[Begin DATASET EXCERPTS]
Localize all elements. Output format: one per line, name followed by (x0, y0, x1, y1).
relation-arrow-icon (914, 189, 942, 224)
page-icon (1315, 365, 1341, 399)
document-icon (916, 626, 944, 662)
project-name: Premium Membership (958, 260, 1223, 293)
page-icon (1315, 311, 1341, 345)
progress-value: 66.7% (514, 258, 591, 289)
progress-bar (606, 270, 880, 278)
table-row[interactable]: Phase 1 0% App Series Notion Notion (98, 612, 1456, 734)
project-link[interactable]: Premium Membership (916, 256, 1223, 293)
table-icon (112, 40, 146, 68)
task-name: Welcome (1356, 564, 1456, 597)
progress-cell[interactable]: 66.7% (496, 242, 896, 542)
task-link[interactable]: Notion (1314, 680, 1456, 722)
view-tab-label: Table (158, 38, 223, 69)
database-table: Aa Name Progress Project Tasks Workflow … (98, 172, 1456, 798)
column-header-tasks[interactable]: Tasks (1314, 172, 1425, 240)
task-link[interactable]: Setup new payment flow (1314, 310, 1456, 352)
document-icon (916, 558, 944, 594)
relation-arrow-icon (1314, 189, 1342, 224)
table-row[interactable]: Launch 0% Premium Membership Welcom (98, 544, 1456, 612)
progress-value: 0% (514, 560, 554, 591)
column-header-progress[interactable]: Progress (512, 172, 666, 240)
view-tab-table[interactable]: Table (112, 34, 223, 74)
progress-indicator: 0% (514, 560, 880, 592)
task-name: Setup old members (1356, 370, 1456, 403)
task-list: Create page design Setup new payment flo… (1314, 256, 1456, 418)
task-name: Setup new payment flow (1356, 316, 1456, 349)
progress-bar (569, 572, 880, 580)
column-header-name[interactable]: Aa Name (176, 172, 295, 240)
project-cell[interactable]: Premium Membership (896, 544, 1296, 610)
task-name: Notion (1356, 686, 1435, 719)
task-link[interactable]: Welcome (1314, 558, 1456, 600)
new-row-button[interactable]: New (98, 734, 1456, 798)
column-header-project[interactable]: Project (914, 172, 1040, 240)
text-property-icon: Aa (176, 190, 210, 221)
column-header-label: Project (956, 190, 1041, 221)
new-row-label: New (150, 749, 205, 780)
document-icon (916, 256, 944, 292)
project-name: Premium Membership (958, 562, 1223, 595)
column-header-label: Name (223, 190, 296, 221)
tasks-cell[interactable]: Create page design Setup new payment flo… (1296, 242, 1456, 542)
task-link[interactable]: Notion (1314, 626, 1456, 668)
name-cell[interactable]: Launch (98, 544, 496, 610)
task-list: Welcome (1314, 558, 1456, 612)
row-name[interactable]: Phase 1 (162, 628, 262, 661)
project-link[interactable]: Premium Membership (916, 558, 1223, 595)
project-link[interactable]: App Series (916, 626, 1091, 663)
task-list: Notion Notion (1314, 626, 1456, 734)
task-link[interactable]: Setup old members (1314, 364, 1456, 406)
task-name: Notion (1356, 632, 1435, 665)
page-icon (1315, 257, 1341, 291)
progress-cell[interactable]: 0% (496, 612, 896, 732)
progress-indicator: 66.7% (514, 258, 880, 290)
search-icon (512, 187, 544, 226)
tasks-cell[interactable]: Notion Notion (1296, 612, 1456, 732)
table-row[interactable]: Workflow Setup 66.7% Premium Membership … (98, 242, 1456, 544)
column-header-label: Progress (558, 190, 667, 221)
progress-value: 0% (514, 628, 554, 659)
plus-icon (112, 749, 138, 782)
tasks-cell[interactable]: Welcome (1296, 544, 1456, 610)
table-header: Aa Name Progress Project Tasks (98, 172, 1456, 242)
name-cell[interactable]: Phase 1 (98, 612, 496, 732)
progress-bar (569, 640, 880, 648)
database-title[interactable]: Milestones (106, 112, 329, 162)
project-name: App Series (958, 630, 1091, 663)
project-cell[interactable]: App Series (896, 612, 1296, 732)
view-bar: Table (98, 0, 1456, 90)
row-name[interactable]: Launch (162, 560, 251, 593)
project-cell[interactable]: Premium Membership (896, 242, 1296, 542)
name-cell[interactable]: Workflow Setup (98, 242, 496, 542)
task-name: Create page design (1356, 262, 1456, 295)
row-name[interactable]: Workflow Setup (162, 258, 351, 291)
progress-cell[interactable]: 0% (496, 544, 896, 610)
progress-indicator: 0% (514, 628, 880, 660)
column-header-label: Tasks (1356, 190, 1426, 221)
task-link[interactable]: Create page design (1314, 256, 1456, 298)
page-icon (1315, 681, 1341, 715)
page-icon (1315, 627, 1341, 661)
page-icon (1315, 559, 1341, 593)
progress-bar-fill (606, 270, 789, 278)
[End DATASET EXCERPTS]
WRITTEN REQUEST:
Copy every one of the records above line for line, changing no character.

TASK RESPONSE:
Localize all elements. Output format: one per line, name followed by (x0, y0, x1, y1).
relation-arrow-icon (914, 189, 942, 224)
page-icon (1315, 365, 1341, 399)
document-icon (916, 626, 944, 662)
project-name: Premium Membership (958, 260, 1223, 293)
page-icon (1315, 311, 1341, 345)
progress-value: 66.7% (514, 258, 591, 289)
progress-bar (606, 270, 880, 278)
table-row[interactable]: Phase 1 0% App Series Notion Notion (98, 612, 1456, 734)
project-link[interactable]: Premium Membership (916, 256, 1223, 293)
table-icon (112, 40, 146, 68)
task-name: Welcome (1356, 564, 1456, 597)
progress-cell[interactable]: 66.7% (496, 242, 896, 542)
task-link[interactable]: Notion (1314, 680, 1456, 722)
view-tab-label: Table (158, 38, 223, 69)
database-table: Aa Name Progress Project Tasks Workflow … (98, 172, 1456, 798)
column-header-tasks[interactable]: Tasks (1314, 172, 1425, 240)
task-link[interactable]: Setup new payment flow (1314, 310, 1456, 352)
document-icon (916, 558, 944, 594)
relation-arrow-icon (1314, 189, 1342, 224)
table-row[interactable]: Launch 0% Premium Membership Welcom (98, 544, 1456, 612)
progress-value: 0% (514, 560, 554, 591)
column-header-progress[interactable]: Progress (512, 172, 666, 240)
view-tab-table[interactable]: Table (112, 34, 223, 74)
progress-indicator: 0% (514, 560, 880, 592)
task-name: Setup old members (1356, 370, 1456, 403)
task-list: Create page design Setup new payment flo… (1314, 256, 1456, 418)
task-name: Setup new payment flow (1356, 316, 1456, 349)
progress-bar (569, 572, 880, 580)
column-header-name[interactable]: Aa Name (176, 172, 295, 240)
project-cell[interactable]: Premium Membership (896, 544, 1296, 610)
task-name: Notion (1356, 686, 1435, 719)
task-link[interactable]: Welcome (1314, 558, 1456, 600)
new-row-button[interactable]: New (98, 734, 1456, 798)
column-header-project[interactable]: Project (914, 172, 1040, 240)
text-property-icon: Aa (176, 190, 210, 221)
column-header-label: Project (956, 190, 1041, 221)
new-row-label: New (150, 749, 205, 780)
document-icon (916, 256, 944, 292)
project-name: Premium Membership (958, 562, 1223, 595)
column-header-label: Name (223, 190, 296, 221)
tasks-cell[interactable]: Create page design Setup new payment flo… (1296, 242, 1456, 542)
task-link[interactable]: Notion (1314, 626, 1456, 668)
name-cell[interactable]: Launch (98, 544, 496, 610)
task-list: Welcome (1314, 558, 1456, 612)
row-name[interactable]: Phase 1 (162, 628, 262, 661)
project-link[interactable]: Premium Membership (916, 558, 1223, 595)
project-link[interactable]: App Series (916, 626, 1091, 663)
task-list: Notion Notion (1314, 626, 1456, 734)
task-link[interactable]: Setup old members (1314, 364, 1456, 406)
task-name: Notion (1356, 632, 1435, 665)
page-icon (1315, 257, 1341, 291)
progress-cell[interactable]: 0% (496, 612, 896, 732)
progress-indicator: 66.7% (514, 258, 880, 290)
search-icon (512, 187, 544, 226)
tasks-cell[interactable]: Notion Notion (1296, 612, 1456, 732)
table-row[interactable]: Workflow Setup 66.7% Premium Membership … (98, 242, 1456, 544)
column-header-label: Progress (558, 190, 667, 221)
progress-value: 0% (514, 628, 554, 659)
plus-icon (112, 749, 138, 782)
tasks-cell[interactable]: Welcome (1296, 544, 1456, 610)
table-header: Aa Name Progress Project Tasks (98, 172, 1456, 242)
name-cell[interactable]: Phase 1 (98, 612, 496, 732)
progress-bar (569, 640, 880, 648)
database-title[interactable]: Milestones (106, 112, 329, 162)
project-name: App Series (958, 630, 1091, 663)
project-cell[interactable]: App Series (896, 612, 1296, 732)
view-bar: Table (98, 0, 1456, 90)
row-name[interactable]: Launch (162, 560, 251, 593)
project-cell[interactable]: Premium Membership (896, 242, 1296, 542)
name-cell[interactable]: Workflow Setup (98, 242, 496, 542)
task-name: Create page design (1356, 262, 1456, 295)
row-name[interactable]: Workflow Setup (162, 258, 351, 291)
progress-cell[interactable]: 0% (496, 544, 896, 610)
progress-indicator: 0% (514, 628, 880, 660)
column-header-label: Tasks (1356, 190, 1426, 221)
task-link[interactable]: Create page design (1314, 256, 1456, 298)
page-icon (1315, 681, 1341, 715)
page-icon (1315, 627, 1341, 661)
page-icon (1315, 559, 1341, 593)
progress-bar-fill (606, 270, 789, 278)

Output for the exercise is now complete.